== ESTRATTO DELLA FONTE

Un saluto alla fata di Ozein, tra cavità rocciose e acque scroscianti

Metti un gita domenicale in famiglia. Metti che hai voglia di un posto tranquillo, non troppo frequentato ma non distante. Ma sì, andiamo a Ozein!

E così ci si mette in viaggio alla volta di Aymavilles e da lì si sale in direzione Cogne. Superata la deviazione del mio amato Pont d’Ael, ecco la svolta a gomito sulla sinistra per raggiungere questo grazioso e defilato villaggio.

Ma lungo la strada che sale regalando scorci di splendide balconate sul fondovalle sottostante punteggiato di meleti e vigneti su cui dominano i due magnifici castelli di Saint-Pierre, qualcosa ti induce a fermarti. Ad un certo punto una piazzola sulla destra, uno slargo che si insinua timidamente verso un lembo di prato. Ma c’è dell’altro.

Davanti agli occhi una parete rocciosa incombente, tormentata di cavità più o meno grandi, lavorate da antichi movimenti glaciali, sagomate dal vento che vi si annida e vi si rotola, accarezzate dalle piogge e levigate dalle gelate invernali. Ma c’è dell’altro.

====

● COMPITI RICHIESTI
1. Secondo il brano su Ozein, da quale località si sale in direzione Cogne?
2. Stabilisci se ciascuna affermazione concorda con il brano su Ozein, rispondendo sì o no e citando le parole decisive del brano: (a) la piazzola si trova sulla sinistra della strada; (b) il fondovalle è punteggiato di meleti e vigneti; (c) le cavità della parete rocciosa sono state lavorate da antichi movimenti glaciali.
3. Trascrivi dal brano su Ozein il tratto che va da "E così ci si" fino a "invernali. Ma c’è dell’altro.".
Il materiale proviene da una fonte diversa.

== MATERIALE MOSTRATO

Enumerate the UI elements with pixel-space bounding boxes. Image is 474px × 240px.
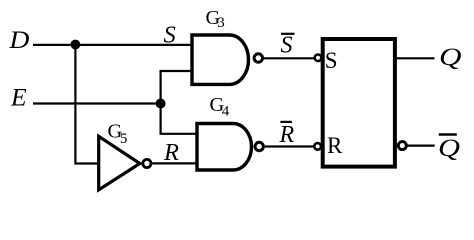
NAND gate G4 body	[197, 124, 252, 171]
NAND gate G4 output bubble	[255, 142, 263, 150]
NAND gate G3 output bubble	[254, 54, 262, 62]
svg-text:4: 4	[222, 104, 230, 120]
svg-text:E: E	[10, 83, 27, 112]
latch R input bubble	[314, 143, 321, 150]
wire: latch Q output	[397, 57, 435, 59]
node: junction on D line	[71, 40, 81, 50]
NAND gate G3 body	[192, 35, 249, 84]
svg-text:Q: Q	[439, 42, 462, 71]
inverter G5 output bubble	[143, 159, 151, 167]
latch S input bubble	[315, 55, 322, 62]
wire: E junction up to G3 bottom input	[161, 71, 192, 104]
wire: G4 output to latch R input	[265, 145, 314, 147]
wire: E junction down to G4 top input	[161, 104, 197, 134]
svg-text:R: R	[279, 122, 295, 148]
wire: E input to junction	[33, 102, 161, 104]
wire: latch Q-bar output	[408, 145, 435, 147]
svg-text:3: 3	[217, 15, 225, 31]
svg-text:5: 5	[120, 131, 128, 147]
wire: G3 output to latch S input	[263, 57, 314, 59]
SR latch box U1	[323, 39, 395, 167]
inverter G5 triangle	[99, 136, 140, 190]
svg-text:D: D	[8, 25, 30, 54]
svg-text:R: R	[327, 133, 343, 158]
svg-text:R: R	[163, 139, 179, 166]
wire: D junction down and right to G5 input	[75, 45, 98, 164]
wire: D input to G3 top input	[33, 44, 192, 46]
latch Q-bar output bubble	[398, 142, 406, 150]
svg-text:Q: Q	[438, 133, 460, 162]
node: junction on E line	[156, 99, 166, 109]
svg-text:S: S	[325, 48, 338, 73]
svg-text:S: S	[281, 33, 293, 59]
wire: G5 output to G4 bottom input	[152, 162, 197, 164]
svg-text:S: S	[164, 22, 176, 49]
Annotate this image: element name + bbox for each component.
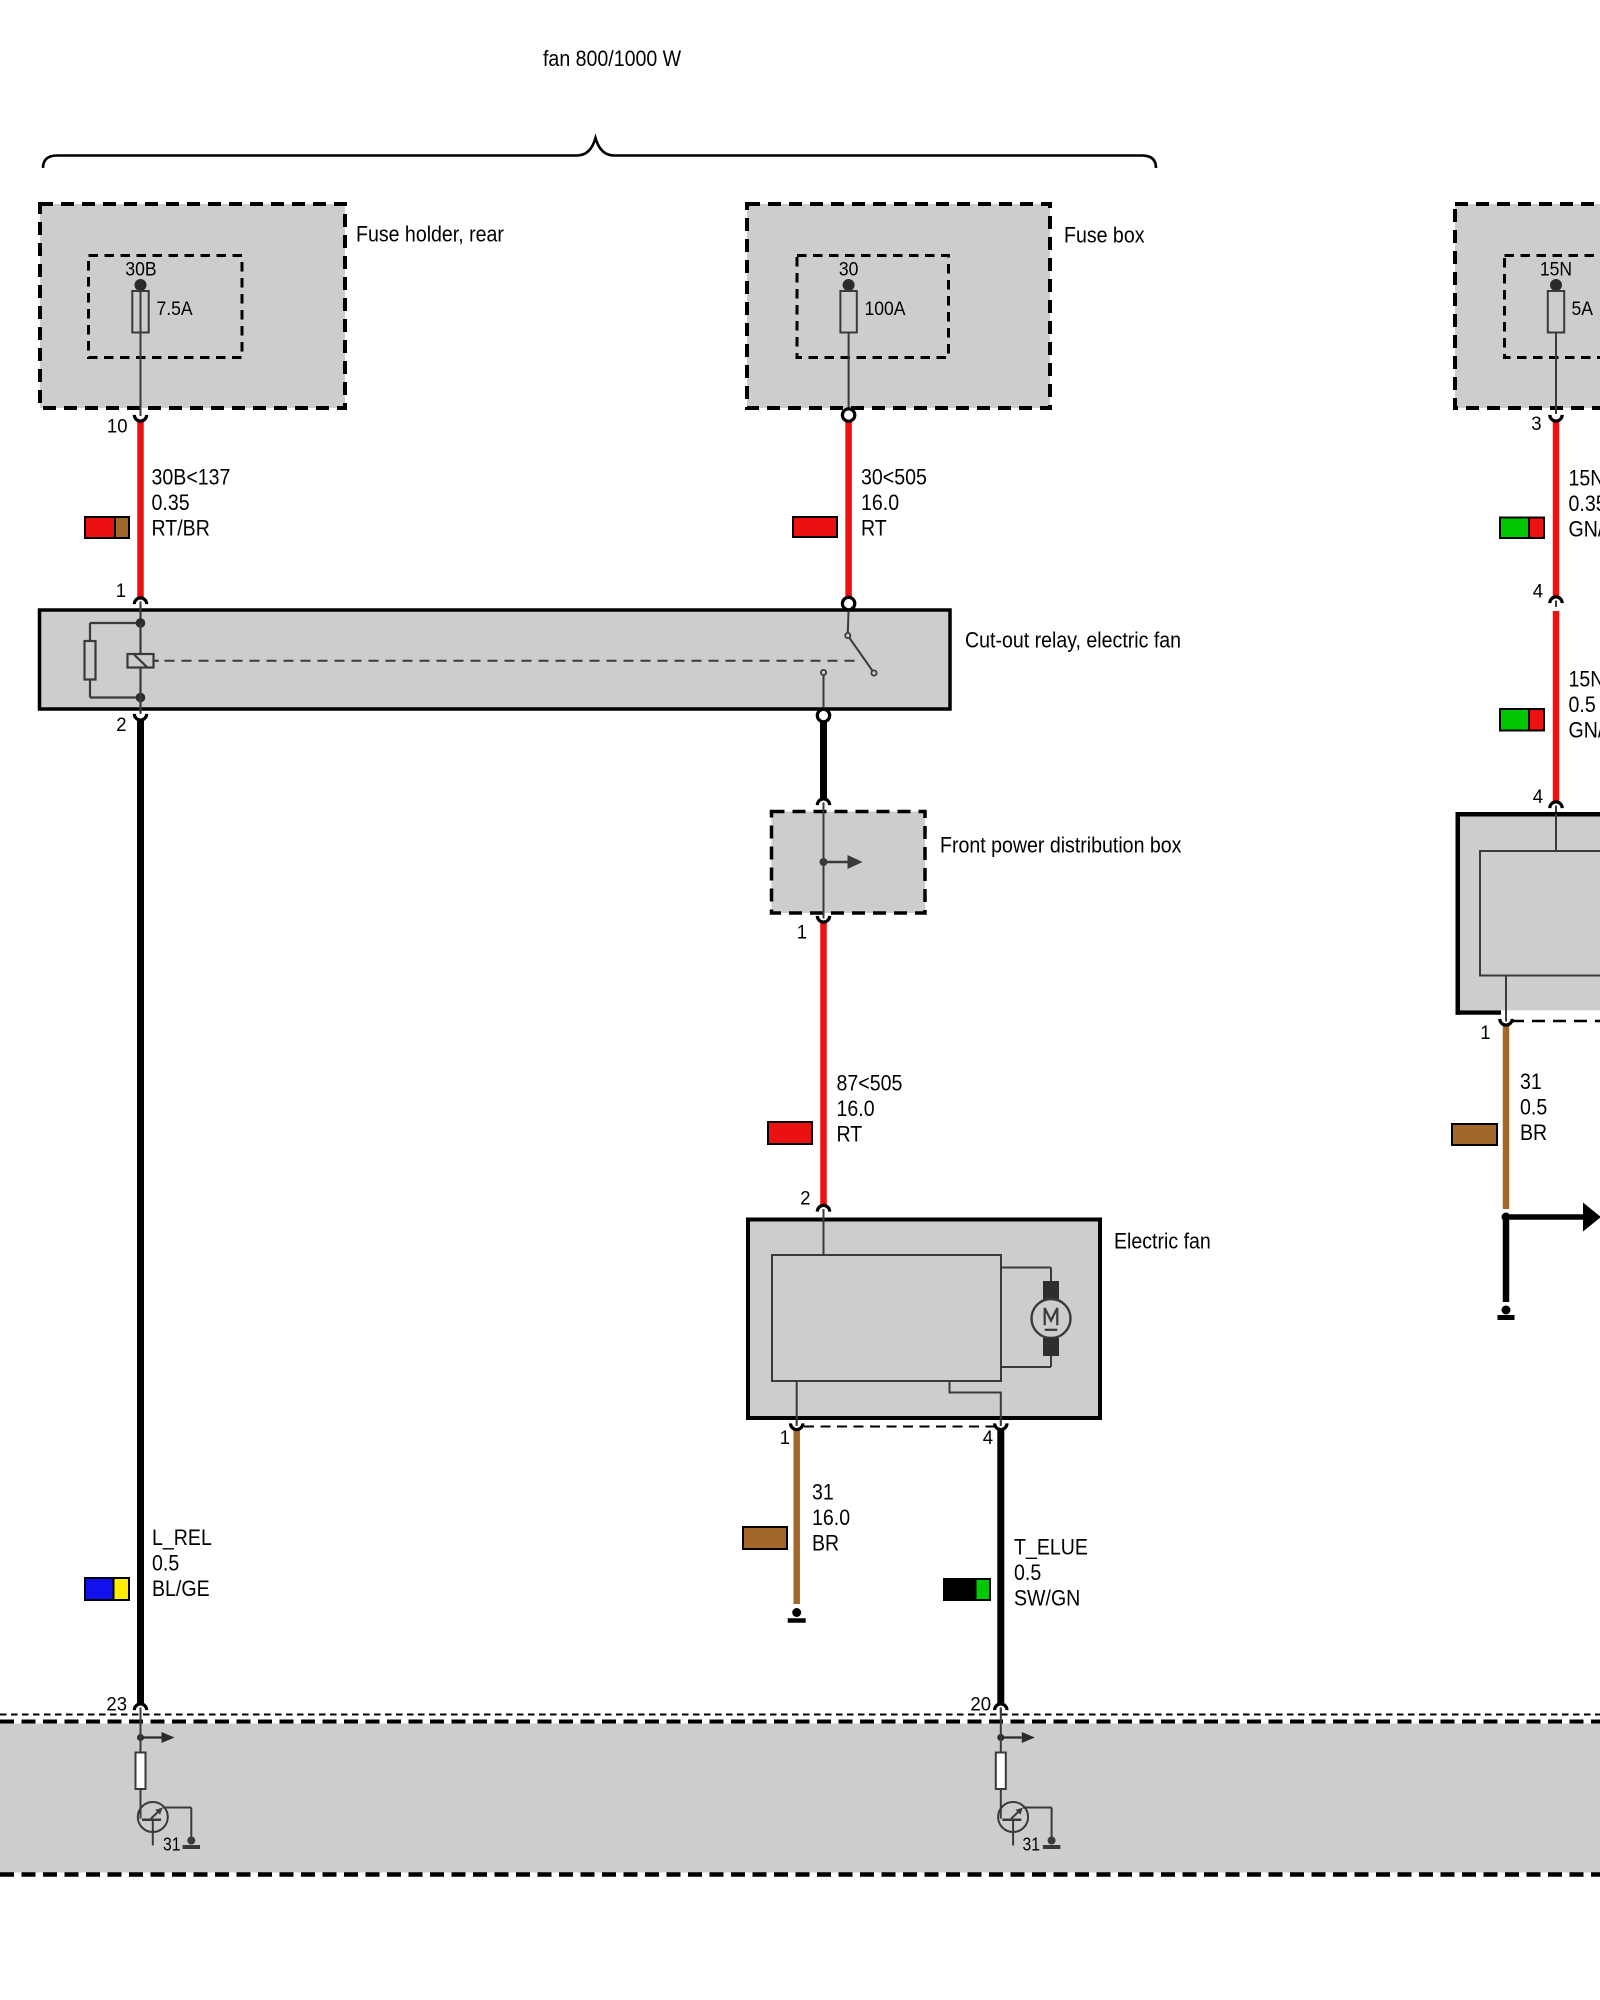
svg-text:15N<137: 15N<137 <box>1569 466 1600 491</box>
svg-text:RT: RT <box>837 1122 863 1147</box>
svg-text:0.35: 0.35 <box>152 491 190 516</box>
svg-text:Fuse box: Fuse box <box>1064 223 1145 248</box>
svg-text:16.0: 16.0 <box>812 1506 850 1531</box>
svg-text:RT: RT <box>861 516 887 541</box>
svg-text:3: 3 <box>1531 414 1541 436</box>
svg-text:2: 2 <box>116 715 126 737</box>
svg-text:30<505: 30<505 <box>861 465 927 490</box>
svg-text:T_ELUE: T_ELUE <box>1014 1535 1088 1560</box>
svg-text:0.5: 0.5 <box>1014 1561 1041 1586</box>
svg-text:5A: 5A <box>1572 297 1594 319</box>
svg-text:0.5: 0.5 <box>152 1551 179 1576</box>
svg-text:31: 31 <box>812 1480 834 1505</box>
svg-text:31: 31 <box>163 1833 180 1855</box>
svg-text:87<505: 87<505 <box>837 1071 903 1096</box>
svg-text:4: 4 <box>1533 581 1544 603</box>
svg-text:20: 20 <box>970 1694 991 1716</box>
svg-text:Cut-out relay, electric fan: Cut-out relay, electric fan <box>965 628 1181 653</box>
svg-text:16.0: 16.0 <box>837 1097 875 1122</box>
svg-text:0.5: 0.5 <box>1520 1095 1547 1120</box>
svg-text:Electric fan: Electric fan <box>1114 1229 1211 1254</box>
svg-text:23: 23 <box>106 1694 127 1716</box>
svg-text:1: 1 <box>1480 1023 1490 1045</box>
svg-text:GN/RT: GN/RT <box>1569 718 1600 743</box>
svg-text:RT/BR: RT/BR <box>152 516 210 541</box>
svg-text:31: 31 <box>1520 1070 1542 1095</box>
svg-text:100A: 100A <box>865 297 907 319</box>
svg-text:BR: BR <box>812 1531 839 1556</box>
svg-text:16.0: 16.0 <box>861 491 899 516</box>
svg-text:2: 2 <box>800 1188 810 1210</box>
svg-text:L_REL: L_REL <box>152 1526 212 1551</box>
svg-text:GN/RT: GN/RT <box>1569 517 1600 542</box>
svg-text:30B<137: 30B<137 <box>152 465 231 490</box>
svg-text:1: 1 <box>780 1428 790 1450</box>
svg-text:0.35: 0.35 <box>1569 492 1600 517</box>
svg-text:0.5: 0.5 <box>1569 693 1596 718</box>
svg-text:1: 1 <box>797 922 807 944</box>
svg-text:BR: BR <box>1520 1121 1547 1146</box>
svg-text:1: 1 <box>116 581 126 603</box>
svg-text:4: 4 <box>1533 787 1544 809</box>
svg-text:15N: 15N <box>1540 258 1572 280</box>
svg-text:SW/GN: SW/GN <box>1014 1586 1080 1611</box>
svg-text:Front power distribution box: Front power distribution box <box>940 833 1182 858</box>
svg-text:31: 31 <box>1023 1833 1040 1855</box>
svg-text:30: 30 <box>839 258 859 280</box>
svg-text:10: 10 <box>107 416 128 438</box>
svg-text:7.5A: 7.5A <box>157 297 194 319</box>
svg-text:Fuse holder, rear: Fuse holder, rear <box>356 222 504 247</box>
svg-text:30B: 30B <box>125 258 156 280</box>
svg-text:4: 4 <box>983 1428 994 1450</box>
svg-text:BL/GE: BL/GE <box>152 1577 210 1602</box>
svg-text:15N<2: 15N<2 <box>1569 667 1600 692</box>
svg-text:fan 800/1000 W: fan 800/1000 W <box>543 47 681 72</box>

====
== MATERIALE MOSTRATO

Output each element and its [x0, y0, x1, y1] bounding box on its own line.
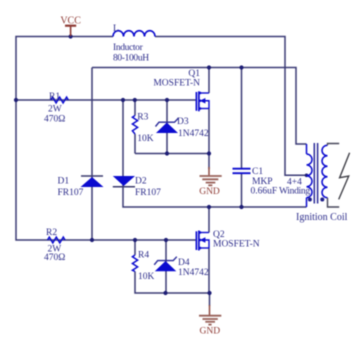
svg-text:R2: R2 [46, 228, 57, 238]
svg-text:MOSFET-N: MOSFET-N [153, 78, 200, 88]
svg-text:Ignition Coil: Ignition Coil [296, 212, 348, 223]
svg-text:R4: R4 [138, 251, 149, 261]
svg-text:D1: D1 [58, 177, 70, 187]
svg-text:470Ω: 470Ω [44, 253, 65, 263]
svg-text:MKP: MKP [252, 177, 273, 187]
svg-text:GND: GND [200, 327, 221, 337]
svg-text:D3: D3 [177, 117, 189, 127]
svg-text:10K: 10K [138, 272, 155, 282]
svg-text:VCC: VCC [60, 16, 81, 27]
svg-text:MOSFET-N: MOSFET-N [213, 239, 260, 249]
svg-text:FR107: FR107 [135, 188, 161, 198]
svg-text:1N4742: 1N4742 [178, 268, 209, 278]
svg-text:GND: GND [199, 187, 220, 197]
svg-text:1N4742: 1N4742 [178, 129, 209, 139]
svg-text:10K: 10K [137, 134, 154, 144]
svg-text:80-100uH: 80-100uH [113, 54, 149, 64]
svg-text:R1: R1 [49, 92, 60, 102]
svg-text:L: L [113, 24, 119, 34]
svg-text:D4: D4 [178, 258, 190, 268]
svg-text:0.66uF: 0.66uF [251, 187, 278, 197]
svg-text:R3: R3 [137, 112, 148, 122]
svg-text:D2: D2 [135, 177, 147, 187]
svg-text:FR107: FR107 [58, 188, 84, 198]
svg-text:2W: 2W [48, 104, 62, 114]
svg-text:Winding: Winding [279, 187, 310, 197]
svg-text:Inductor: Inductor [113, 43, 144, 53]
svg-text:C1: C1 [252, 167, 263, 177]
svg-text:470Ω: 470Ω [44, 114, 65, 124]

====

● SOLUZIONI PROPOSTE
1. Da Aymavilles.

2.
(a) No: "una piazzola sulla destra".
(b) Sì: "fondovalle sottostante punteggiato di meleti e vigneti".
(c) Sì: "lavorate da antichi movimenti glaciali".

3.
E così ci si mette in viaggio alla volta di Aymavilles e da lì si sale in direzione Cogne. Superata la deviazione del mio amato Pont d’Ael, ecco la svolta a gomito sulla sinistra per raggiungere questo grazioso e defilato villaggio.

Ma lungo la strada che sale regalando scorci di splendide balconate sul fondovalle sottostante punteggiato di meleti e vigneti su cui dominano i due magnifici castelli di Saint-Pierre, qualcosa ti induce a fermarti. Ad un certo punto una piazzola sulla destra, uno slargo che si insinua timidamente verso un lembo di prato. Ma c’è dell’altro.

Davanti agli occhi una parete rocciosa incombente, tormentata di cavità più o meno grandi, lavorate da antichi movimenti glaciali, sagomate dal vento che vi si annida e vi si rotola, accarezzate dalle piogge e levigate dalle gelate invernali. Ma c’è dell’altro.